Your reply should be one number: the count of lines holding the word "title".

── Data ──

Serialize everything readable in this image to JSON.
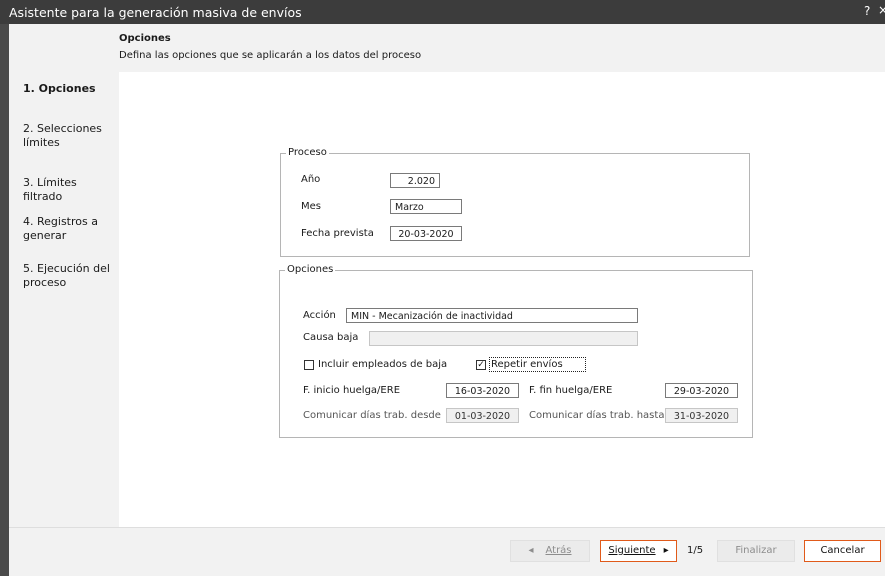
{
  "window": {
    "title": "Asistente para la generación masiva de envíos",
    "help": "?",
    "close": "×"
  },
  "header": {
    "title": "Opciones",
    "description": "Defina las opciones que se aplicarán a los datos del proceso"
  },
  "steps": [
    {
      "label": "1. Opciones",
      "active": true
    },
    {
      "label": "2. Selecciones límites",
      "active": false
    },
    {
      "label": "3. Límites filtrado",
      "active": false
    },
    {
      "label": "4. Registros a generar",
      "active": false
    },
    {
      "label": "5. Ejecución del proceso",
      "active": false
    }
  ],
  "proceso": {
    "legend": "Proceso",
    "anio_label": "Año",
    "anio_value": "2.020",
    "mes_label": "Mes",
    "mes_value": "Marzo",
    "fecha_label": "Fecha prevista",
    "fecha_value": "20-03-2020"
  },
  "opciones": {
    "legend": "Opciones",
    "accion_label": "Acción",
    "accion_value": "MIN - Mecanización de inactividad",
    "causa_label": "Causa baja",
    "causa_value": "",
    "incluir_label": "Incluir empleados de baja",
    "incluir_checked": false,
    "repetir_label": "Repetir envíos",
    "repetir_checked": true,
    "repetir_mark": "✓",
    "inicio_huelga_label": "F. inicio huelga/ERE",
    "inicio_huelga_value": "16-03-2020",
    "fin_huelga_label": "F. fin huelga/ERE",
    "fin_huelga_value": "29-03-2020",
    "desde_label": "Comunicar días trab. desde",
    "desde_value": "01-03-2020",
    "hasta_label": "Comunicar días trab. hasta",
    "hasta_value": "31-03-2020"
  },
  "footer": {
    "back_icon": "◂",
    "back_label": "Atrás",
    "next_label": "Siguiente",
    "next_icon": "▸",
    "page": "1/5",
    "finish_label": "Finalizar",
    "cancel_label": "Cancelar"
  }
}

───

* Written answer *
2